**Set task**
Extract each line of the records that contains the string "tick". Case matters.

**Dataset records**
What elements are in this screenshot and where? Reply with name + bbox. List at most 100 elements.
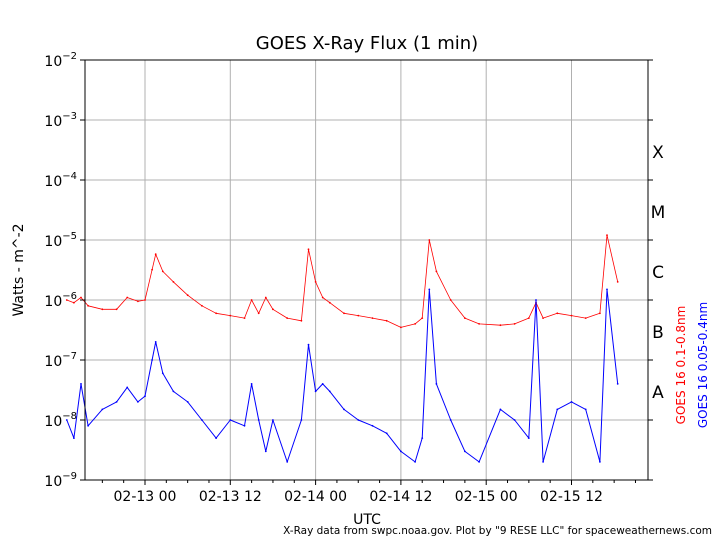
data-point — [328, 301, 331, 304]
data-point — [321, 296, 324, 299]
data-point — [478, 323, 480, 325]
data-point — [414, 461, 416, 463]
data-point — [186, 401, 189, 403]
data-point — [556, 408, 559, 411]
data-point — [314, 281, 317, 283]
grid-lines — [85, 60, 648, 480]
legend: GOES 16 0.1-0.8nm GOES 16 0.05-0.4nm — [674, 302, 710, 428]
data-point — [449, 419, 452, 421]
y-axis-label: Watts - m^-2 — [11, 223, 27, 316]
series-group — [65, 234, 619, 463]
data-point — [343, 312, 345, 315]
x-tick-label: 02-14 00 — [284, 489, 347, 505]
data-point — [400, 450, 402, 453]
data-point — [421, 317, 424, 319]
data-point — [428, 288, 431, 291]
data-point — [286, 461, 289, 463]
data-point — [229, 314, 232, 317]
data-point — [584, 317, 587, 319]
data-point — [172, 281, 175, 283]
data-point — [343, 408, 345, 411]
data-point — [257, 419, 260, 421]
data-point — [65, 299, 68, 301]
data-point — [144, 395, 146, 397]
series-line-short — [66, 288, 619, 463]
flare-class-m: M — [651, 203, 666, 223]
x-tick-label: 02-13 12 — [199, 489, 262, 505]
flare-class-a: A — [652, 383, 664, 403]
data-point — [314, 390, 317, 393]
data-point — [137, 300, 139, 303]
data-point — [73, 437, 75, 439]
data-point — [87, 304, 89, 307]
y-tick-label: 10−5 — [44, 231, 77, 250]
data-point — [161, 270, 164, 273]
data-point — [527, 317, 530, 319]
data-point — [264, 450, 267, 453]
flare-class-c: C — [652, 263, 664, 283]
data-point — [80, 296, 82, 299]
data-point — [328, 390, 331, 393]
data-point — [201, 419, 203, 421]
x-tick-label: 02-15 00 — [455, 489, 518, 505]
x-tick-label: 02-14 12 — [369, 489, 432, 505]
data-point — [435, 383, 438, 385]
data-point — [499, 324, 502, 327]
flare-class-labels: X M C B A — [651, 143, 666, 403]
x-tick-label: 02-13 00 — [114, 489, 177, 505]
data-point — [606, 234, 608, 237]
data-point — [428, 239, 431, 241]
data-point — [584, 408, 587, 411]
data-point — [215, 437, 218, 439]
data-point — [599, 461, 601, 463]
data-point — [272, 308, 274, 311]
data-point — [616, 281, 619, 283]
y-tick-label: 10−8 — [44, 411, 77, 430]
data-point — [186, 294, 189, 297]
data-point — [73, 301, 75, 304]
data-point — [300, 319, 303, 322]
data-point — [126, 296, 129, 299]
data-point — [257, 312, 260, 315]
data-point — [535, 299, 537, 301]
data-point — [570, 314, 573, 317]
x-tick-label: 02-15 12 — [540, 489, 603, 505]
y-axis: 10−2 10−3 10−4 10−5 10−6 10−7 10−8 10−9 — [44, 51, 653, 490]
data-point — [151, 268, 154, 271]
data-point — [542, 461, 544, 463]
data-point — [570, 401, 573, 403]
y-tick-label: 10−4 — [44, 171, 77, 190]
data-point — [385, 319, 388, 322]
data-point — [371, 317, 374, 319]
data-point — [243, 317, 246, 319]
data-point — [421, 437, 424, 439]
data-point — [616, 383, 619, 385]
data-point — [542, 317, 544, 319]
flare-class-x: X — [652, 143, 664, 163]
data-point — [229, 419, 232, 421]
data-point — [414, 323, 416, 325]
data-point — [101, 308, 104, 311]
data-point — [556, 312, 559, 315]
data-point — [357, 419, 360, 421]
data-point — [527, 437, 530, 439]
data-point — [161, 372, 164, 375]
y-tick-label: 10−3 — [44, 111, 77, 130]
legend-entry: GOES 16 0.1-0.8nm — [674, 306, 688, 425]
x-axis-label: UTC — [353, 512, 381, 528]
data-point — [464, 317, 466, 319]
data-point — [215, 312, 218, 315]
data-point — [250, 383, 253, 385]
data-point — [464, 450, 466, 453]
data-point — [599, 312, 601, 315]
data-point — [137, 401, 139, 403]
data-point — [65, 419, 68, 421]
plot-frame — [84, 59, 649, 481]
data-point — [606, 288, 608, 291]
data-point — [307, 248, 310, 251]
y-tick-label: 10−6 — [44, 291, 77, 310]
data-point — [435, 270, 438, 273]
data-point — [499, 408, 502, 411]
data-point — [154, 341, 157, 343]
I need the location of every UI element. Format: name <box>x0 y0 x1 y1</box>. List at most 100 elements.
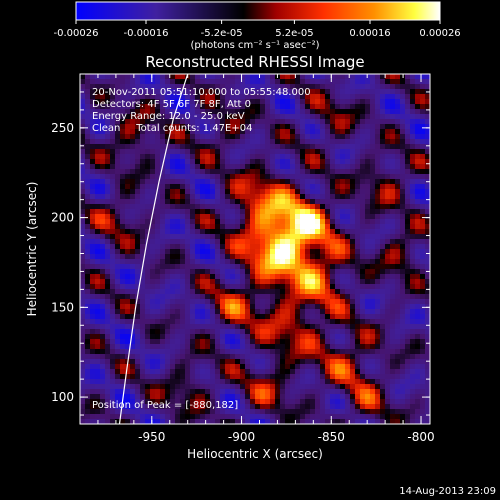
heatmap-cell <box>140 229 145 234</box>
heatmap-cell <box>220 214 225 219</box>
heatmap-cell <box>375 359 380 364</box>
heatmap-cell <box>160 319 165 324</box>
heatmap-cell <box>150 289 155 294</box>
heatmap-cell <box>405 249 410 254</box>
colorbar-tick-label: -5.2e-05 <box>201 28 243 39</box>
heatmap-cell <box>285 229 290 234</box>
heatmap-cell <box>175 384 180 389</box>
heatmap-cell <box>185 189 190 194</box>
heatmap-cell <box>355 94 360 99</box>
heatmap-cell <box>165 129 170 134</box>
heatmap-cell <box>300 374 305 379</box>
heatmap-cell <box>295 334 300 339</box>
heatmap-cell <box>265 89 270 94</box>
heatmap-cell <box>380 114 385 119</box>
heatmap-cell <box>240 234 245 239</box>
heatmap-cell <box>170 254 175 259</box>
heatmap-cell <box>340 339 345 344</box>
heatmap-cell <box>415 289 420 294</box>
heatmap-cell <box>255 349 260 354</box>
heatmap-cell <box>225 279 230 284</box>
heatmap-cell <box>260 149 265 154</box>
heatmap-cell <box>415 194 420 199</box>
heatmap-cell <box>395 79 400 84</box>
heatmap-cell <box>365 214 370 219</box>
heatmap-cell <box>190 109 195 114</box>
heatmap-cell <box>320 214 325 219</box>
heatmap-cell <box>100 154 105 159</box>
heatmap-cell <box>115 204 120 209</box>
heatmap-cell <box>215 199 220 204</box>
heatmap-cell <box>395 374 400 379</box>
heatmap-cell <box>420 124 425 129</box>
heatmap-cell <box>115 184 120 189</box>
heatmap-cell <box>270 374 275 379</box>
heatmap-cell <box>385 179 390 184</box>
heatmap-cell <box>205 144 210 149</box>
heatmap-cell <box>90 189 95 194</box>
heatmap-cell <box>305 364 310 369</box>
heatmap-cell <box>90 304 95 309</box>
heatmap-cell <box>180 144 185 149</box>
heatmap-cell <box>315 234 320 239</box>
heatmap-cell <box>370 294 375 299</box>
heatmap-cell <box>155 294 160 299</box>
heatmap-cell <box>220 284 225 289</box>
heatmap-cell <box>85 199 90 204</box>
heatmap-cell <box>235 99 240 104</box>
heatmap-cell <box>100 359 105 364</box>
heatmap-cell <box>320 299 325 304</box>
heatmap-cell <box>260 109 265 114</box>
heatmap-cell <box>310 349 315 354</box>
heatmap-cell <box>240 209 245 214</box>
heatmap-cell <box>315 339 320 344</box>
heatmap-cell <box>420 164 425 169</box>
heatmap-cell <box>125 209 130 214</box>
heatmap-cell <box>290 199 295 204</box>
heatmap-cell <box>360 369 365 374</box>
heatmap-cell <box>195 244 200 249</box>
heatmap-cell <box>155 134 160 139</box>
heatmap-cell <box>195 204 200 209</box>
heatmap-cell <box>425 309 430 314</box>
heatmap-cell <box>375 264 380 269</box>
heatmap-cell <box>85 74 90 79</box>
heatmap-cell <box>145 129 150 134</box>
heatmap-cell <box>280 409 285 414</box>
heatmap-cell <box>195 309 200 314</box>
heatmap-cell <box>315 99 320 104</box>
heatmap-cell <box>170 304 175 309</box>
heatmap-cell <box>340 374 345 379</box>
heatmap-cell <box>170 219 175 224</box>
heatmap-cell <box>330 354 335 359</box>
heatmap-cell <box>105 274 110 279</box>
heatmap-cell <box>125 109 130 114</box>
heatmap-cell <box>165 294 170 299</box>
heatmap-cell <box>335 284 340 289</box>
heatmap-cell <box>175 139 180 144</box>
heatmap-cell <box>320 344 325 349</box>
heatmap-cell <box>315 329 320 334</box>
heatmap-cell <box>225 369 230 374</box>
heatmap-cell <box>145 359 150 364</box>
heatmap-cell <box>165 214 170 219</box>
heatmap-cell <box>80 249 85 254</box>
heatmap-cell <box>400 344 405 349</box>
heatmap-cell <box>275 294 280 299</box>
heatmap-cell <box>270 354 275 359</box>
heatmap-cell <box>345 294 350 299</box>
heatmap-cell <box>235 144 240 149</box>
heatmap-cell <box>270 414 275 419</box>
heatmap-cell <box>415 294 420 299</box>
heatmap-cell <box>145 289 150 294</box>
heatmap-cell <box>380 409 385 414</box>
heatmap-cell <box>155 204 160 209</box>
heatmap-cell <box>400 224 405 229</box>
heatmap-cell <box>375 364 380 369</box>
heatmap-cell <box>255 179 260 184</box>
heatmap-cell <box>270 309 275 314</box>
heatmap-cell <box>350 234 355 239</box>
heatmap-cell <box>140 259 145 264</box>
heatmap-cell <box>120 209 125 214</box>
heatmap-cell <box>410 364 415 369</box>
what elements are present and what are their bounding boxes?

**The completed task**
x-tick-label: 02-14 00 — [284, 489, 347, 505]
x-tick-label: 02-13 12 — [199, 489, 262, 505]
y-tick-label: 10−5 — [44, 231, 77, 250]
x-tick-label: 02-15 00 — [455, 489, 518, 505]
x-tick-label: 02-14 12 — [369, 489, 432, 505]
x-tick-label: 02-13 00 — [114, 489, 177, 505]
y-tick-label: 10−8 — [44, 411, 77, 430]
x-tick-label: 02-15 12 — [540, 489, 603, 505]
y-tick-label: 10−4 — [44, 171, 77, 190]
y-tick-label: 10−3 — [44, 111, 77, 130]
y-tick-label: 10−6 — [44, 291, 77, 310]
colorbar-tick-label: -5.2e-05 <box>201 28 243 39</box>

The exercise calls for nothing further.